EXERCISE OBJECTIVE> Only the number is wanted: count the lines in the data with "unit" in them.

────────────────

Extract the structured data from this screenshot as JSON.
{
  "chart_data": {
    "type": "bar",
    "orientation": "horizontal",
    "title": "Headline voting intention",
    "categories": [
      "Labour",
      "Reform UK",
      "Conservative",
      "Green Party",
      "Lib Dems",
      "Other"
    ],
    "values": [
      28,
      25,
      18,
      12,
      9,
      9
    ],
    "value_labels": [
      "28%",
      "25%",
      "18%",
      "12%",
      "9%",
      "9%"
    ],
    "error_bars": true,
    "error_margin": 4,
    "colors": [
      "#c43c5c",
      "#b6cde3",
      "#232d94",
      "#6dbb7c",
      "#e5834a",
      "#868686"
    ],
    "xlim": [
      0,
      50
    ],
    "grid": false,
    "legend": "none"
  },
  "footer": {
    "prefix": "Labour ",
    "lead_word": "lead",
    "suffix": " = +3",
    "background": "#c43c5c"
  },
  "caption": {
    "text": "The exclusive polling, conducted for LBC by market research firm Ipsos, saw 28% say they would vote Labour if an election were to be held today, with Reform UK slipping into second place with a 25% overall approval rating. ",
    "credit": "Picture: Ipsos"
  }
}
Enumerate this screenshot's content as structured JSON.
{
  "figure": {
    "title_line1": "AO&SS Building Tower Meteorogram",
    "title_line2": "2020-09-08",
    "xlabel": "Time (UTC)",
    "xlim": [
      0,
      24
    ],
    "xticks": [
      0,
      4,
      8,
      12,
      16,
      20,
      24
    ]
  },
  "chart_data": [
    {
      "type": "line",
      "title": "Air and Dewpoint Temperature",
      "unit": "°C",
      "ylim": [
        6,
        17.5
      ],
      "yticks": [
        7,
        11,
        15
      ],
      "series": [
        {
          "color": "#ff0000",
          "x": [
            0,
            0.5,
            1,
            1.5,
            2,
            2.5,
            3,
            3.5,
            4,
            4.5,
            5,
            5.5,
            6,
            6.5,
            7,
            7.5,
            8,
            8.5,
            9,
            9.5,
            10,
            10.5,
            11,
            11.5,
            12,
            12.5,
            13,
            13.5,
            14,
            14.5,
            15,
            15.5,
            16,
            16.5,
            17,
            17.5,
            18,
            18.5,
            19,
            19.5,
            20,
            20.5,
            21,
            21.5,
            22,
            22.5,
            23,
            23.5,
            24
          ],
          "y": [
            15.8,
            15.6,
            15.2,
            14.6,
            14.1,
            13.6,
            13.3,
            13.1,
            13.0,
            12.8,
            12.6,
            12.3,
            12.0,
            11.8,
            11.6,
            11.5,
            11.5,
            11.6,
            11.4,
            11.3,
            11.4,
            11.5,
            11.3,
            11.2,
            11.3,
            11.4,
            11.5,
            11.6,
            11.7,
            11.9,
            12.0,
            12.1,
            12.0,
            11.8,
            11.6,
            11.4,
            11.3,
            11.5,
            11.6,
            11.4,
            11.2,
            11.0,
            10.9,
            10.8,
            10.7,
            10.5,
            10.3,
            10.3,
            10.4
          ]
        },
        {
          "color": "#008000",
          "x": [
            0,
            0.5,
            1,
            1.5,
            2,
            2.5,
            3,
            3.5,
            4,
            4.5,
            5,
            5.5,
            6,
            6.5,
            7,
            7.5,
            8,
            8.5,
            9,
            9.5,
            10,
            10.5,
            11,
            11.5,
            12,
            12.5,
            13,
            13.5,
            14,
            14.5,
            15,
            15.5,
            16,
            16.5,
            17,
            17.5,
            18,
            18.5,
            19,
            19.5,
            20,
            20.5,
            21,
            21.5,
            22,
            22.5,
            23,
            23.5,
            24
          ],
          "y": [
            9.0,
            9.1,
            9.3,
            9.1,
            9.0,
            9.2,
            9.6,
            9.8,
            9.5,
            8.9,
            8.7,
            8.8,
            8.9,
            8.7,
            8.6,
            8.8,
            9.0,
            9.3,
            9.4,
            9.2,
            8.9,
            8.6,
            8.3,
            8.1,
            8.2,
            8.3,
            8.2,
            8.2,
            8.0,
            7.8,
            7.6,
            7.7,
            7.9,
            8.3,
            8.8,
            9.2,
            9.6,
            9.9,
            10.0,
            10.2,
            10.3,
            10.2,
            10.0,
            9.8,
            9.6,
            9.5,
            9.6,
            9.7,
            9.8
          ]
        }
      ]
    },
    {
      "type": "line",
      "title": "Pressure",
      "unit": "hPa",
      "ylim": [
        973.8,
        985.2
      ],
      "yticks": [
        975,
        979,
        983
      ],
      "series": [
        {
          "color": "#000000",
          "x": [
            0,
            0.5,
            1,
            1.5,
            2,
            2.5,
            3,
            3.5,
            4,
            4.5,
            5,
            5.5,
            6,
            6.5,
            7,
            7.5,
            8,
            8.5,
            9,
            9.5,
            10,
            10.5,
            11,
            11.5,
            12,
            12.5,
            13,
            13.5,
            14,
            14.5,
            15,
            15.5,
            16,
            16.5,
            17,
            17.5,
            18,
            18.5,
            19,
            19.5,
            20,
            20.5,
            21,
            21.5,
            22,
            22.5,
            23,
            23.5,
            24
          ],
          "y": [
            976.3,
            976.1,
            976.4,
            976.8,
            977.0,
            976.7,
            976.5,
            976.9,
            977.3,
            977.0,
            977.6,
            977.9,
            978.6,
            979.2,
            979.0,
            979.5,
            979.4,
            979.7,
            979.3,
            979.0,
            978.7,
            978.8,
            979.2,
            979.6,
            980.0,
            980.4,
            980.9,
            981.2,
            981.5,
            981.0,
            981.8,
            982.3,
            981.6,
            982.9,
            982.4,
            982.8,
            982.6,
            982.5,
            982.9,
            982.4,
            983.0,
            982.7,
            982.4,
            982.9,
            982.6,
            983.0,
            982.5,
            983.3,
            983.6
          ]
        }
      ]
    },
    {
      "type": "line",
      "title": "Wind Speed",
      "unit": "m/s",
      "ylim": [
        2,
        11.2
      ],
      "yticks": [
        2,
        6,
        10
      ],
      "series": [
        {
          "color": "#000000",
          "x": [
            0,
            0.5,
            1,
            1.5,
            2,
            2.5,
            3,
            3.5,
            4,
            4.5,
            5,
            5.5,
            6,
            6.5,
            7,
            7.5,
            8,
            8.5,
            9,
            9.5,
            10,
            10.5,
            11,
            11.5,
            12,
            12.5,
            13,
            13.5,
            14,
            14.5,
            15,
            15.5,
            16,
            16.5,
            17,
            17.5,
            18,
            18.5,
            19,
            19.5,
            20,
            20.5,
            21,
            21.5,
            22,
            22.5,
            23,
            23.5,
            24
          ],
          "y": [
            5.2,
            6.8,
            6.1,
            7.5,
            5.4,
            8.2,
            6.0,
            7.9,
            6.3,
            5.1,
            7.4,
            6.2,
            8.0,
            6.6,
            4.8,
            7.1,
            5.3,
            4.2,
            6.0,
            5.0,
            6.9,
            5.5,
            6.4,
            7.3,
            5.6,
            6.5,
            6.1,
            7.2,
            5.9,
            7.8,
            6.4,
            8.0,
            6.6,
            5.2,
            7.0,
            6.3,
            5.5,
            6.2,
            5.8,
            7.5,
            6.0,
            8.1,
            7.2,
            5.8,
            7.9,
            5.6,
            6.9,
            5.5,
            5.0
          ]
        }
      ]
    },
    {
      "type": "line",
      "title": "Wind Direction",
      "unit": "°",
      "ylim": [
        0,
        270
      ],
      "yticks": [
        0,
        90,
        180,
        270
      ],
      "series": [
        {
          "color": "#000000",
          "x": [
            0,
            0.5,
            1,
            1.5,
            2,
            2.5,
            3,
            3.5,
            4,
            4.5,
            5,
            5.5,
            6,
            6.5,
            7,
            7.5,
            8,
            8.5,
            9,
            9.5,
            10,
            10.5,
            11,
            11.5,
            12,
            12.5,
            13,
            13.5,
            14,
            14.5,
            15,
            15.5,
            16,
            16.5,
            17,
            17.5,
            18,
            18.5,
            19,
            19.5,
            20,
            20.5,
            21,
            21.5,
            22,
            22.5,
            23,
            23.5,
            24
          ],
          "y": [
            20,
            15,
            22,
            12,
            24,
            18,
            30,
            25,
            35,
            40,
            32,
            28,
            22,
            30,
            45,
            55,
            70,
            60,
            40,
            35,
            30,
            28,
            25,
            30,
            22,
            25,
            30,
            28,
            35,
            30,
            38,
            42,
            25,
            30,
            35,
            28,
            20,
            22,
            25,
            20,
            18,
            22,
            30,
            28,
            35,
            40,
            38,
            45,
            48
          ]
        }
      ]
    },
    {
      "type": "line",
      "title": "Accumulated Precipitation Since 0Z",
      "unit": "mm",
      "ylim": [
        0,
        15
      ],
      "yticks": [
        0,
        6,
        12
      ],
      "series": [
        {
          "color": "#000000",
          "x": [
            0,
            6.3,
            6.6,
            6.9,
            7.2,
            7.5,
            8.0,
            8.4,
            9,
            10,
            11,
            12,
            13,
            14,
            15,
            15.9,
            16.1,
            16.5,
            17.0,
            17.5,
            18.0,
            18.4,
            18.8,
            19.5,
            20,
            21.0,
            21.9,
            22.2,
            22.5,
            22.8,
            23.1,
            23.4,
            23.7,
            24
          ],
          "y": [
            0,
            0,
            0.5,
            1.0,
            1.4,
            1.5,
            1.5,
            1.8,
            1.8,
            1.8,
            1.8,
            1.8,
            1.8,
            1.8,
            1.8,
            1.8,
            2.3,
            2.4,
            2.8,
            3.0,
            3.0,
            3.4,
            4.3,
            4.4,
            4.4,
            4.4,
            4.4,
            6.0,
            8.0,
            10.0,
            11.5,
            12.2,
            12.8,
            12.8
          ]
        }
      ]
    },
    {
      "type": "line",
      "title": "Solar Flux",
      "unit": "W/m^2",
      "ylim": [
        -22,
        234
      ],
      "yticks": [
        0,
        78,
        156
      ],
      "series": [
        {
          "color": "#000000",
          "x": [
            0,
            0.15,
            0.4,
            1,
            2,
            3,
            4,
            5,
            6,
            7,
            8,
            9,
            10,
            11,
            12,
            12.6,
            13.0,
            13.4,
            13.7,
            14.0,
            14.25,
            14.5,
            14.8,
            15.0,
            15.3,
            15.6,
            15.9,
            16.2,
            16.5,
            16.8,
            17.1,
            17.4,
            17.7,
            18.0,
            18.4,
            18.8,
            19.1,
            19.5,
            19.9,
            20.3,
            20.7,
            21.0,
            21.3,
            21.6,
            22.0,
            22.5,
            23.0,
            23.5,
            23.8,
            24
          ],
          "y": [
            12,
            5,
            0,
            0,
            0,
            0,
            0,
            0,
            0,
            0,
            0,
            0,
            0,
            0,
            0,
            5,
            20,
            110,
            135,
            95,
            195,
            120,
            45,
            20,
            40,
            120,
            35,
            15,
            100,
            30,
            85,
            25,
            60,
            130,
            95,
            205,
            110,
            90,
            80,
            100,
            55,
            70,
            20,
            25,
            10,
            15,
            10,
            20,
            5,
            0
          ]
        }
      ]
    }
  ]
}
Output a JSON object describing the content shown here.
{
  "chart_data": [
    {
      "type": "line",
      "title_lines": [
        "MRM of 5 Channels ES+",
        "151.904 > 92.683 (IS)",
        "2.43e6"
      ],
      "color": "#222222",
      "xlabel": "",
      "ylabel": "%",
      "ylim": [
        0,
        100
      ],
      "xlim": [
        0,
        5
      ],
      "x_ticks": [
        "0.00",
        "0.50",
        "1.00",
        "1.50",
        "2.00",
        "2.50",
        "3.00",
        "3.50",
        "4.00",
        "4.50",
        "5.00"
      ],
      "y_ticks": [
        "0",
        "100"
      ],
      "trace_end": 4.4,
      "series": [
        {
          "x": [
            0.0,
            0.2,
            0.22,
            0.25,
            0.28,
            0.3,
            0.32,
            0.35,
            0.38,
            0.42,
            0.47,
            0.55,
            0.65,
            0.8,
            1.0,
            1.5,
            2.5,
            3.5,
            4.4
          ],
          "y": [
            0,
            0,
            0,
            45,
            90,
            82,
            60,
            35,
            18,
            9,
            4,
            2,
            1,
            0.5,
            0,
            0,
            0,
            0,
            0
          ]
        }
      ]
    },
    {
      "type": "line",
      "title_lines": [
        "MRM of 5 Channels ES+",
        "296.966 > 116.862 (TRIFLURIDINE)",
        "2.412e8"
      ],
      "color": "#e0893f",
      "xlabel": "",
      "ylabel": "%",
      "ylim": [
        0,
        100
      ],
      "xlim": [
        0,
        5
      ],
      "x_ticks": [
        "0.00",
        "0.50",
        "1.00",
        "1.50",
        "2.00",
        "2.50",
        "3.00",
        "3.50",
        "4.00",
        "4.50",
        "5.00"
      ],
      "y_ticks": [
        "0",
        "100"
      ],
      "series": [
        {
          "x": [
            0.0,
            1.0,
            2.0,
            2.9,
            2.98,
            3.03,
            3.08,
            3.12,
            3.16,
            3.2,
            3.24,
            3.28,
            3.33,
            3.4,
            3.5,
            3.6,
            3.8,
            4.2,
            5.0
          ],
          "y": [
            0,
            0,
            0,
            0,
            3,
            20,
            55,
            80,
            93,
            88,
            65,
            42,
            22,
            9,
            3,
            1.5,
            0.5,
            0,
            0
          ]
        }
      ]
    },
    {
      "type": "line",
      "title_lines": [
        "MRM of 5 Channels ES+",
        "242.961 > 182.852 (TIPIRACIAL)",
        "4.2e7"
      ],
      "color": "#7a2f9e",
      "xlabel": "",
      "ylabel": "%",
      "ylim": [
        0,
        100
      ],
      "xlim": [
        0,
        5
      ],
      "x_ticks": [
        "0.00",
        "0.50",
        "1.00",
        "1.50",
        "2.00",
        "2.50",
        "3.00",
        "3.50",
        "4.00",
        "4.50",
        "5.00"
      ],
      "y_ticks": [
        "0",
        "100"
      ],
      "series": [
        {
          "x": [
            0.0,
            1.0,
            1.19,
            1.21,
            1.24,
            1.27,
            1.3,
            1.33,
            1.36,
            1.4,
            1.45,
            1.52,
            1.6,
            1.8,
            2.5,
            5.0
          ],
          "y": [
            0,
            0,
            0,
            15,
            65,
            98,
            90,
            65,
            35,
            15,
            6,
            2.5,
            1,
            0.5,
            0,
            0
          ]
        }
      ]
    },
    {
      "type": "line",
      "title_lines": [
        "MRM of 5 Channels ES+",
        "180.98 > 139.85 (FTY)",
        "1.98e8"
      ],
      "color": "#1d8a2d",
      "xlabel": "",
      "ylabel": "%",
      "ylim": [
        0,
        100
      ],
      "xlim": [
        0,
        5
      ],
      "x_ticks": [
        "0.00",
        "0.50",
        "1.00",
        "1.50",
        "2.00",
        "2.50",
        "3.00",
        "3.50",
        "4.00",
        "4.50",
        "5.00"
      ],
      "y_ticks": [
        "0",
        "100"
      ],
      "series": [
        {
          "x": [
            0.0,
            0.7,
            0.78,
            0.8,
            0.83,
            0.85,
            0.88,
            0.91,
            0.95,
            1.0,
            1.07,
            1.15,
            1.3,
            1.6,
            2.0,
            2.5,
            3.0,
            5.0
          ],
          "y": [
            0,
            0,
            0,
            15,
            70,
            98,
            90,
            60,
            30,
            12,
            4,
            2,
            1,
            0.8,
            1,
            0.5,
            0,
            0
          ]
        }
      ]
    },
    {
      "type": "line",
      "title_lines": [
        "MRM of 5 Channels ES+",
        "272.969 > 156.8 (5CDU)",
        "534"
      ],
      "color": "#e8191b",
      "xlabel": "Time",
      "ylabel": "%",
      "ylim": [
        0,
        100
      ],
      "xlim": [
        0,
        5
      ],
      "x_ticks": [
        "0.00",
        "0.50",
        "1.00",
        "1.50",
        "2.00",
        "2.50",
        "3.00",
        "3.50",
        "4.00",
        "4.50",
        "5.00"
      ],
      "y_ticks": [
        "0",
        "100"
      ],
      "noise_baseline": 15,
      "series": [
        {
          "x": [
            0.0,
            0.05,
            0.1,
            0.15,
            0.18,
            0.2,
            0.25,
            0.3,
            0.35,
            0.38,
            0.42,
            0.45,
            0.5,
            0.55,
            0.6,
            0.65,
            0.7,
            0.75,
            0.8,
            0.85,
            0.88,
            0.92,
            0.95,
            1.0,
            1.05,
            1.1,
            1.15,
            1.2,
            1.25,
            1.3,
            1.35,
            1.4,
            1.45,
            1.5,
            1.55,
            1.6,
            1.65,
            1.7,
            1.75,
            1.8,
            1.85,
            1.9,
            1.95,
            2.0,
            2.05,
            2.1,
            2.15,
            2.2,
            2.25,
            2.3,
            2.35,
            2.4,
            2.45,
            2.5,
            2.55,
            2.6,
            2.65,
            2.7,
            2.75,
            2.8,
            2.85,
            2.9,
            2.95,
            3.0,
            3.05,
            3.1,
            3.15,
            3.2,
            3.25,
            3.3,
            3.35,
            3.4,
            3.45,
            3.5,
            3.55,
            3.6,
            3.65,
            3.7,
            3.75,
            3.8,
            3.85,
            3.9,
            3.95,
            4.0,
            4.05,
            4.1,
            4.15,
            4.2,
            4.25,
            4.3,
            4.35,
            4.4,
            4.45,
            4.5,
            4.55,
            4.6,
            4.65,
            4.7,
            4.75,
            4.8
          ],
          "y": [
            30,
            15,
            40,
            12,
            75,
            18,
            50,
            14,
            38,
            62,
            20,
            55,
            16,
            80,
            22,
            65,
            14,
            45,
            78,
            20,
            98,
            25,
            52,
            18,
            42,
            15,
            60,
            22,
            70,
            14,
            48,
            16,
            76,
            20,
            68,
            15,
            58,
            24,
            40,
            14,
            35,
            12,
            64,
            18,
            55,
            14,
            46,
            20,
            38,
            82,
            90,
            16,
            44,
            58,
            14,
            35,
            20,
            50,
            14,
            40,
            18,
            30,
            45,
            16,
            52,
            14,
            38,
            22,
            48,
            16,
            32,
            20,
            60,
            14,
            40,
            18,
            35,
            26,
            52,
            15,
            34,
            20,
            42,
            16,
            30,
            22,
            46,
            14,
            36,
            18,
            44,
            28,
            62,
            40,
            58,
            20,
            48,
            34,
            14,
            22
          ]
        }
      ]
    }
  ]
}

────────────────

ANSWER TO THIS TASK> 6